What the task requires = Write out each line exactly as it stands, please.

Record set =
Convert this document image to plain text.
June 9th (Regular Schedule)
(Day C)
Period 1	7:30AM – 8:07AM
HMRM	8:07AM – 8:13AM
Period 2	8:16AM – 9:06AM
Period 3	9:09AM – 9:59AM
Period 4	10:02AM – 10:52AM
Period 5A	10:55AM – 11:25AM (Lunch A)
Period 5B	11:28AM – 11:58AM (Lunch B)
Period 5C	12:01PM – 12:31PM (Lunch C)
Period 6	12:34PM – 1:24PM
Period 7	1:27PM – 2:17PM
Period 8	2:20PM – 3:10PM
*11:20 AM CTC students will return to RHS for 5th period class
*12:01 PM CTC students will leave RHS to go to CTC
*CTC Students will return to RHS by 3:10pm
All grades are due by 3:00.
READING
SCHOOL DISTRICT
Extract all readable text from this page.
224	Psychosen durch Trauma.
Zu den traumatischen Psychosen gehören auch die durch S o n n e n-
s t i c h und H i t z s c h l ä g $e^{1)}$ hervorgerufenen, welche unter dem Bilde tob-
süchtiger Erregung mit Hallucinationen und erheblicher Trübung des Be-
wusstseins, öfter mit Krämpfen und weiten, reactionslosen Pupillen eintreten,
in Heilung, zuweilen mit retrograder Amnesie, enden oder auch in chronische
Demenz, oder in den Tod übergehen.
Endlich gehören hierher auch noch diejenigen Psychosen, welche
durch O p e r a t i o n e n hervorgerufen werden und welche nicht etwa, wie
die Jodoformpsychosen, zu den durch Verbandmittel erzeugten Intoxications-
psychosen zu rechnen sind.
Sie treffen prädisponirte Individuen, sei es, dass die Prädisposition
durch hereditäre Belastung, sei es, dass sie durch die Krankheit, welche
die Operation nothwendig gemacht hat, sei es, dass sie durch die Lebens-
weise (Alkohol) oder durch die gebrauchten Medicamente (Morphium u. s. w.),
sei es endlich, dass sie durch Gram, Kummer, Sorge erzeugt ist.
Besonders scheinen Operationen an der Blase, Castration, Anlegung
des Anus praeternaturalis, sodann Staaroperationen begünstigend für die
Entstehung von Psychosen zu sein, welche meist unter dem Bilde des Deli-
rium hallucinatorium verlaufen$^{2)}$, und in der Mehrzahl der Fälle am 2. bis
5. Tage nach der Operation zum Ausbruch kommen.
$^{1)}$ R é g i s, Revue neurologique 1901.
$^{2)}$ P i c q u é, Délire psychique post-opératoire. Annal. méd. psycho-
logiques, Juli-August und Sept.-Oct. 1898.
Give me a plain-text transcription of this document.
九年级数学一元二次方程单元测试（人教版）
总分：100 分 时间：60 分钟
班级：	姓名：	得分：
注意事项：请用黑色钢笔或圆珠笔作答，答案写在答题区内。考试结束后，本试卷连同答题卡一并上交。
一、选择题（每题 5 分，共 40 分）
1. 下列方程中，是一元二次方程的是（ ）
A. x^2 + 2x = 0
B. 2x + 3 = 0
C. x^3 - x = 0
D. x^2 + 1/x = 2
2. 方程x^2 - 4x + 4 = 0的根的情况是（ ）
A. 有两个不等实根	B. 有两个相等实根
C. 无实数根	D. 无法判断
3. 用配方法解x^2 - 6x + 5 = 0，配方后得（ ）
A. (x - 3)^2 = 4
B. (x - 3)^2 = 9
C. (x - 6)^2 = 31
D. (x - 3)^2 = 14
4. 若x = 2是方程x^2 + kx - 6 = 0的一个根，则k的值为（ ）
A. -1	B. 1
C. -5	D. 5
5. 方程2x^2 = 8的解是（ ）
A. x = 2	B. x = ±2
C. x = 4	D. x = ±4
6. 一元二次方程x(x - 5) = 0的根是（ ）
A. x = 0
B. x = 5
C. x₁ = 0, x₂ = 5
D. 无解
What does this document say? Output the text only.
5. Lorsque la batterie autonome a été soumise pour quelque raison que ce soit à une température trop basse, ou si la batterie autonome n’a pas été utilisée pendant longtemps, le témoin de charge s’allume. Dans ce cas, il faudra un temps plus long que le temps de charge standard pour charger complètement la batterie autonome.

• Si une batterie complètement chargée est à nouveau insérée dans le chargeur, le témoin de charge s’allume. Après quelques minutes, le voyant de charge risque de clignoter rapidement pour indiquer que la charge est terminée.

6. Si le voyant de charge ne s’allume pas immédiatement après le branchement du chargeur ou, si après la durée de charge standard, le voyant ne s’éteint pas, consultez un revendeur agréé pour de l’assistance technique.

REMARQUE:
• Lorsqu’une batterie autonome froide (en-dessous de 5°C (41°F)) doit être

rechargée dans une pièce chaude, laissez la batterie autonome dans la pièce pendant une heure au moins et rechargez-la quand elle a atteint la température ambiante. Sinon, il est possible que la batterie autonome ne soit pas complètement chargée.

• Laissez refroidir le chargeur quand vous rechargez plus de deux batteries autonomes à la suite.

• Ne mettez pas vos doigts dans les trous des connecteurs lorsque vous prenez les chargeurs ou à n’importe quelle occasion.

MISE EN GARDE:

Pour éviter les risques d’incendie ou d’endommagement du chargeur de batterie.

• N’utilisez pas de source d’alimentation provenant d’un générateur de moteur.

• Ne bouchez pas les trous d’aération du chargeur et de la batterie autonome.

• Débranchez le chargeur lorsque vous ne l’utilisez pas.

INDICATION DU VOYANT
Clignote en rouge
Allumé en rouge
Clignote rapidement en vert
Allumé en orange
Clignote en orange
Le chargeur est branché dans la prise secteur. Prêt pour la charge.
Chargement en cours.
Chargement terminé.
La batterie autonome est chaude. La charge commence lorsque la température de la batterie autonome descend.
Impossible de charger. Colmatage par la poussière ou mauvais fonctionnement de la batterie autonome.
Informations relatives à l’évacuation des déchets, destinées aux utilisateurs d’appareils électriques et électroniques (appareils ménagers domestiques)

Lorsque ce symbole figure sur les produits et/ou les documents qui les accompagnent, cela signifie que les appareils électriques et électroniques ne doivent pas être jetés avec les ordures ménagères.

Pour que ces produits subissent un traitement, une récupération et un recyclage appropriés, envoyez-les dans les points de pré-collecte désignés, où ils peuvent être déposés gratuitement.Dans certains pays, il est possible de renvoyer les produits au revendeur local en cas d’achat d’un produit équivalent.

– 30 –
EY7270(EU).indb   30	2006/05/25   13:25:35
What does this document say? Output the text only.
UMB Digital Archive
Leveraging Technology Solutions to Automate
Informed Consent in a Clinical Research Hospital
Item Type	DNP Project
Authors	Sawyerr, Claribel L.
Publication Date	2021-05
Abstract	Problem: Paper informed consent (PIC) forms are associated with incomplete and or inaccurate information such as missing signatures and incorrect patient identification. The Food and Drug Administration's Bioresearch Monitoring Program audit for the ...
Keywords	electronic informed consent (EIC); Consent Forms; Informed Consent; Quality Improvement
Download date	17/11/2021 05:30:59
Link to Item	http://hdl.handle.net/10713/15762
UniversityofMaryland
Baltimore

Response to the task =
Convert this document image to plain text.
June 9th (Regular Schedule)
(Day C)
Period 1	7:30AM – 8:07AM
HMRM	8:07AM – 8:13AM
Period 2	8:16AM – 9:06AM
Period 3	9:09AM – 9:59AM
Period 4	10:02AM – 10:52AM
Period 5A	10:55AM – 11:25AM (Lunch A)
Period 5B	11:28AM – 11:58AM (Lunch B)
Period 5C	12:01PM – 12:31PM (Lunch C)
Period 6	12:34PM – 1:24PM
Period 7	1:27PM – 2:17PM
Period 8	2:20PM – 3:10PM
*11:20 AM CTC students will return to RHS for 5th period class
*12:01 PM CTC students will leave RHS to go to CTC
*CTC Students will return to RHS by 3:10pm
All grades are due by 3:00.
READING
SCHOOL DISTRICT
Extract all readable text from this page.
224	Psychosen durch Trauma.
Zu den traumatischen Psychosen gehören auch die durch S o n n e n-
s t i c h und H i t z s c h l ä g $e^{1)}$ hervorgerufenen, welche unter dem Bilde tob-
süchtiger Erregung mit Hallucinationen und erheblicher Trübung des Be-
wusstseins, öfter mit Krämpfen und weiten, reactionslosen Pupillen eintreten,
in Heilung, zuweilen mit retrograder Amnesie, enden oder auch in chronische
Demenz, oder in den Tod übergehen.
Endlich gehören hierher auch noch diejenigen Psychosen, welche
durch O p e r a t i o n e n hervorgerufen werden und welche nicht etwa, wie
die Jodoformpsychosen, zu den durch Verbandmittel erzeugten Intoxications-
psychosen zu rechnen sind.
Sie treffen prädisponirte Individuen, sei es, dass die Prädisposition
durch hereditäre Belastung, sei es, dass sie durch die Krankheit, welche
die Operation nothwendig gemacht hat, sei es, dass sie durch die Lebens-
weise (Alkohol) oder durch die gebrauchten Medicamente (Morphium u. s. w.),
sei es endlich, dass sie durch Gram, Kummer, Sorge erzeugt ist.
Besonders scheinen Operationen an der Blase, Castration, Anlegung
des Anus praeternaturalis, sodann Staaroperationen begünstigend für die
Entstehung von Psychosen zu sein, welche meist unter dem Bilde des Deli-
rium hallucinatorium verlaufen$^{2)}$, und in der Mehrzahl der Fälle am 2. bis
5. Tage nach der Operation zum Ausbruch kommen.
$^{1)}$ R é g i s, Revue neurologique 1901.
$^{2)}$ P i c q u é, Délire psychique post-opératoire. Annal. méd. psycho-
logiques, Juli-August und Sept.-Oct. 1898.
Give me a plain-text transcription of this document.
九年级数学一元二次方程单元测试（人教版）
总分：100 分 时间：60 分钟
班级：	姓名：	得分：
注意事项：请用黑色钢笔或圆珠笔作答，答案写在答题区内。考试结束后，本试卷连同答题卡一并上交。
一、选择题（每题 5 分，共 40 分）
1. 下列方程中，是一元二次方程的是（ ）
A. x^2 + 2x = 0
B. 2x + 3 = 0
C. x^3 - x = 0
D. x^2 + 1/x = 2
2. 方程x^2 - 4x + 4 = 0的根的情况是（ ）
A. 有两个不等实根	B. 有两个相等实根
C. 无实数根	D. 无法判断
3. 用配方法解x^2 - 6x + 5 = 0，配方后得（ ）
A. (x - 3)^2 = 4
B. (x - 3)^2 = 9
C. (x - 6)^2 = 31
D. (x - 3)^2 = 14
4. 若x = 2是方程x^2 + kx - 6 = 0的一个根，则k的值为（ ）
A. -1	B. 1
C. -5	D. 5
5. 方程2x^2 = 8的解是（ ）
A. x = 2	B. x = ±2
C. x = 4	D. x = ±4
6. 一元二次方程x(x - 5) = 0的根是（ ）
A. x = 0
B. x = 5
C. x₁ = 0, x₂ = 5
D. 无解
What does this document say? Output the text only.
5. Lorsque la batterie autonome a été soumise pour quelque raison que ce soit à une température trop basse, ou si la batterie autonome n’a pas été utilisée pendant longtemps, le témoin de charge s’allume. Dans ce cas, il faudra un temps plus long que le temps de charge standard pour charger complètement la batterie autonome.

• Si une batterie complètement chargée est à nouveau insérée dans le chargeur, le témoin de charge s’allume. Après quelques minutes, le voyant de charge risque de clignoter rapidement pour indiquer que la charge est terminée.

6. Si le voyant de charge ne s’allume pas immédiatement après le branchement du chargeur ou, si après la durée de charge standard, le voyant ne s’éteint pas, consultez un revendeur agréé pour de l’assistance technique.

REMARQUE:
• Lorsqu’une batterie autonome froide (en-dessous de 5°C (41°F)) doit être

rechargée dans une pièce chaude, laissez la batterie autonome dans la pièce pendant une heure au moins et rechargez-la quand elle a atteint la température ambiante. Sinon, il est possible que la batterie autonome ne soit pas complètement chargée.

• Laissez refroidir le chargeur quand vous rechargez plus de deux batteries autonomes à la suite.

• Ne mettez pas vos doigts dans les trous des connecteurs lorsque vous prenez les chargeurs ou à n’importe quelle occasion.

MISE EN GARDE:

Pour éviter les risques d’incendie ou d’endommagement du chargeur de batterie.

• N’utilisez pas de source d’alimentation provenant d’un générateur de moteur.

• Ne bouchez pas les trous d’aération du chargeur et de la batterie autonome.

• Débranchez le chargeur lorsque vous ne l’utilisez pas.

INDICATION DU VOYANT
Clignote en rouge
Allumé en rouge
Clignote rapidement en vert
Allumé en orange
Clignote en orange
Le chargeur est branché dans la prise secteur. Prêt pour la charge.
Chargement en cours.
Chargement terminé.
La batterie autonome est chaude. La charge commence lorsque la température de la batterie autonome descend.
Impossible de charger. Colmatage par la poussière ou mauvais fonctionnement de la batterie autonome.
Informations relatives à l’évacuation des déchets, destinées aux utilisateurs d’appareils électriques et électroniques (appareils ménagers domestiques)

Lorsque ce symbole figure sur les produits et/ou les documents qui les accompagnent, cela signifie que les appareils électriques et électroniques ne doivent pas être jetés avec les ordures ménagères.

Pour que ces produits subissent un traitement, une récupération et un recyclage appropriés, envoyez-les dans les points de pré-collecte désignés, où ils peuvent être déposés gratuitement.Dans certains pays, il est possible de renvoyer les produits au revendeur local en cas d’achat d’un produit équivalent.

– 30 –
EY7270(EU).indb   30	2006/05/25   13:25:35
What does this document say? Output the text only.
UMB Digital Archive
Leveraging Technology Solutions to Automate
Informed Consent in a Clinical Research Hospital
Item Type	DNP Project
Authors	Sawyerr, Claribel L.
Publication Date	2021-05
Abstract	Problem: Paper informed consent (PIC) forms are associated with incomplete and or inaccurate information such as missing signatures and incorrect patient identification. The Food and Drug Administration's Bioresearch Monitoring Program audit for the ...
Keywords	electronic informed consent (EIC); Consent Forms; Informed Consent; Quality Improvement
Download date	17/11/2021 05:30:59
Link to Item	http://hdl.handle.net/10713/15762
UniversityofMaryland
Baltimore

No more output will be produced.